- **What you are asked to do**:
Check each line of the entries below for the string "photons"; copy every line where it appears.

(Dataset records)
## Begin

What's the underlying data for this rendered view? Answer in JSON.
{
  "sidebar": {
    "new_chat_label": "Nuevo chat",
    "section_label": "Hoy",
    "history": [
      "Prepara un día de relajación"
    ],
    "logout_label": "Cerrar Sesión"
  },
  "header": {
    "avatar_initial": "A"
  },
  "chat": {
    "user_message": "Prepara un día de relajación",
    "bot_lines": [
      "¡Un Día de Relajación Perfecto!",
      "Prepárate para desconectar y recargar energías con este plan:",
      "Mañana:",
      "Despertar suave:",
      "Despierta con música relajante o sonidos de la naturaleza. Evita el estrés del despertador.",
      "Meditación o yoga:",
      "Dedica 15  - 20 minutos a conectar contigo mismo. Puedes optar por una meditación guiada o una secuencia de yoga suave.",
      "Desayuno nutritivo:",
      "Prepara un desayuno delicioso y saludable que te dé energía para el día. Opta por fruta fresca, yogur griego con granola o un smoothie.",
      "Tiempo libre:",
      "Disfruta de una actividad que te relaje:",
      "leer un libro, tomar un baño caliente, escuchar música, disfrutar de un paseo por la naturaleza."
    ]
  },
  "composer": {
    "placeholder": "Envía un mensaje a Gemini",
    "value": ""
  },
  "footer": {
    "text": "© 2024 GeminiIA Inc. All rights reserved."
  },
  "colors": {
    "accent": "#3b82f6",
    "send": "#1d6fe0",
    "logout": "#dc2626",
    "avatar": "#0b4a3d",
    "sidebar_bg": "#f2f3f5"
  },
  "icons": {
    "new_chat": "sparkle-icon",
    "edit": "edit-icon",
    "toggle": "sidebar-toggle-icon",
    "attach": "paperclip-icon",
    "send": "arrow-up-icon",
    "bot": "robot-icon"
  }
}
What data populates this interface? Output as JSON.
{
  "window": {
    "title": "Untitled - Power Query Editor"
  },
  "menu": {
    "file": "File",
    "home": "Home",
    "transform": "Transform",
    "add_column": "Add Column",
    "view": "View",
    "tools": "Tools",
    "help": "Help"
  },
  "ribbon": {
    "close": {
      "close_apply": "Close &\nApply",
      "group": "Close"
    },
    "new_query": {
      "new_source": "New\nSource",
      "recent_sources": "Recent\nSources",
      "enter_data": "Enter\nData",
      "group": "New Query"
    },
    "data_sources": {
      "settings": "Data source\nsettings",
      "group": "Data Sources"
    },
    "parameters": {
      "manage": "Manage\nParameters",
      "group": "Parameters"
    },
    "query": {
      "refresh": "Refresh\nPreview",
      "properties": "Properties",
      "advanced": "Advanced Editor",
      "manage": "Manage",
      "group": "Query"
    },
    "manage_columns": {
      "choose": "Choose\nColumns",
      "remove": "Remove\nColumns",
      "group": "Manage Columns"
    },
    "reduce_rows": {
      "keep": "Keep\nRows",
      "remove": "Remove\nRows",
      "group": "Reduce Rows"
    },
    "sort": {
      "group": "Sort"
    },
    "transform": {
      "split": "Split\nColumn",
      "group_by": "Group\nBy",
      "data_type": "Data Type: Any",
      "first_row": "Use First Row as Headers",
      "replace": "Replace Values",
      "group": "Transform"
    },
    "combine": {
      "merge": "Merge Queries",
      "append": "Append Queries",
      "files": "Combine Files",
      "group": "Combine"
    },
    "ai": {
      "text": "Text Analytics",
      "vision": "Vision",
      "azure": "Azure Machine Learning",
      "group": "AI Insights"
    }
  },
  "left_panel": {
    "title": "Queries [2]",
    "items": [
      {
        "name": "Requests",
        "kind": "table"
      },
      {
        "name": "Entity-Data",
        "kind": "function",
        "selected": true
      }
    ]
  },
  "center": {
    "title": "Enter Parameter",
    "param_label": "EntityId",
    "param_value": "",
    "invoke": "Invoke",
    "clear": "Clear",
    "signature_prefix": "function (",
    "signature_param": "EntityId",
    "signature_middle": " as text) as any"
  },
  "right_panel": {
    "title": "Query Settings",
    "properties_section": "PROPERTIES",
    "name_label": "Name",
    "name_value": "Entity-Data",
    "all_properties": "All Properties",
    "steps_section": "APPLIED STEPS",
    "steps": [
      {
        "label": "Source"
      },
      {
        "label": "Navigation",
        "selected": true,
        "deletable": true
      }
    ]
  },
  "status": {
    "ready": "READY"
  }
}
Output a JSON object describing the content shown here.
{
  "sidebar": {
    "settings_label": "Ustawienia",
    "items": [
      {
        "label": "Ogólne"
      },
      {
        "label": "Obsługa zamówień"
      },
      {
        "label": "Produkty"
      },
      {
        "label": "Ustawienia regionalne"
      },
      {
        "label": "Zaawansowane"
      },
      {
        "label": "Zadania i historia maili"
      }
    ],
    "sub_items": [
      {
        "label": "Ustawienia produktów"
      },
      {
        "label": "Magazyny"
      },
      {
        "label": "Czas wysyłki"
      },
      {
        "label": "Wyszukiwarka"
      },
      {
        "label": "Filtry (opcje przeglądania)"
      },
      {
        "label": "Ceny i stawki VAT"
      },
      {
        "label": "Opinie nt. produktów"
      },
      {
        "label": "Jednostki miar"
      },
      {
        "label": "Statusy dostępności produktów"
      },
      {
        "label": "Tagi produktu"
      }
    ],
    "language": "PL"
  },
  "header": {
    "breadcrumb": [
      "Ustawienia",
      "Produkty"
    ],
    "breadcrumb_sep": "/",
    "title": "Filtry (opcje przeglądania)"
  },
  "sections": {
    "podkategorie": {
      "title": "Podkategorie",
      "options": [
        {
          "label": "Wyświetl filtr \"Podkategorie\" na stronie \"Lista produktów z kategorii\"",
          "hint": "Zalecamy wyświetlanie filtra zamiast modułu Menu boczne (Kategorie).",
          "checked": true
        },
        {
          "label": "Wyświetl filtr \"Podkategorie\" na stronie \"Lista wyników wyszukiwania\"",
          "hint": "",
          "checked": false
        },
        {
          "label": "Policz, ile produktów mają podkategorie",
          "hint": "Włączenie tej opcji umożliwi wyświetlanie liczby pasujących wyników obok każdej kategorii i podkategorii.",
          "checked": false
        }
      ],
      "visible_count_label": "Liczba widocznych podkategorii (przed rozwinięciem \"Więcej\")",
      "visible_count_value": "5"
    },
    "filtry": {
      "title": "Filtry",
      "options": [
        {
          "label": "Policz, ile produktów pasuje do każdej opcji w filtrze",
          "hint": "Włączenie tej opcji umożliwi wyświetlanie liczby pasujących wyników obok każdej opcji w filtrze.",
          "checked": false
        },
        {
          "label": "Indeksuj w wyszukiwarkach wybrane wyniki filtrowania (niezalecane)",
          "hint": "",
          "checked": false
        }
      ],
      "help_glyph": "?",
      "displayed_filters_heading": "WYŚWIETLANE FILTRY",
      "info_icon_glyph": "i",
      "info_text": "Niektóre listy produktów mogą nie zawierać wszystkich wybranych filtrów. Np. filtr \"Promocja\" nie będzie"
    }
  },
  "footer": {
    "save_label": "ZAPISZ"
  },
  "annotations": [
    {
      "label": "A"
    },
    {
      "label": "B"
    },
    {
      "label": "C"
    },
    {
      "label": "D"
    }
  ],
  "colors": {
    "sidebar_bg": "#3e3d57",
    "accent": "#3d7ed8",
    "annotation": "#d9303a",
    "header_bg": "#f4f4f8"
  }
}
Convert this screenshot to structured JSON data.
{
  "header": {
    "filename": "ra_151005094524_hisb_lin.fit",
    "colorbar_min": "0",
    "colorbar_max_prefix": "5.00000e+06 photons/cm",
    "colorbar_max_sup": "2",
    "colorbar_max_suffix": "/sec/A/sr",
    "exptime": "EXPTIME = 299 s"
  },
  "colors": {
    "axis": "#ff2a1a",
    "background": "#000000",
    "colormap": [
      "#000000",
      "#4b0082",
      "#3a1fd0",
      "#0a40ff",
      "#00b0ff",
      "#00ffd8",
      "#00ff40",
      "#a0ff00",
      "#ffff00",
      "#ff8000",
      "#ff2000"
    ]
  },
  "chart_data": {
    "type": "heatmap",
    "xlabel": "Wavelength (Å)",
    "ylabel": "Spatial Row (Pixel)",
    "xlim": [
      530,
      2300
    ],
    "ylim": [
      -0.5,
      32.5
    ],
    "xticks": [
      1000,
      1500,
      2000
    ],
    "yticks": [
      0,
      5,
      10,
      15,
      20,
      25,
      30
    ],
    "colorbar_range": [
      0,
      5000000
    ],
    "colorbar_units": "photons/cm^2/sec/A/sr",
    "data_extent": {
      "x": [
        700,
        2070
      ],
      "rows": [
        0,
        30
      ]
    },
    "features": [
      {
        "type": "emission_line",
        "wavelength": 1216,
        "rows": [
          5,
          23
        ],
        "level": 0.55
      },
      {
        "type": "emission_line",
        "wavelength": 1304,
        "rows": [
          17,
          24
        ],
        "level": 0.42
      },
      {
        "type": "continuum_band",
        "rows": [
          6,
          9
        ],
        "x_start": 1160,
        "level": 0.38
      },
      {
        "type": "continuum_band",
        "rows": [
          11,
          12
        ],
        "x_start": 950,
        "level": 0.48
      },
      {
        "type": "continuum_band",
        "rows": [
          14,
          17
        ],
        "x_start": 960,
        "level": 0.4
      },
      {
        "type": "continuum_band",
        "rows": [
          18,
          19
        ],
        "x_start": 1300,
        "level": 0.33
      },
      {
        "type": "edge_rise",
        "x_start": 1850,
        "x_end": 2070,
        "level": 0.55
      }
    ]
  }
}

## End

- **Task answer**:
    "colorbar_max_prefix": "5.00000e+06 photons/cm",
    "colorbar_units": "photons/cm^2/sec/A/sr",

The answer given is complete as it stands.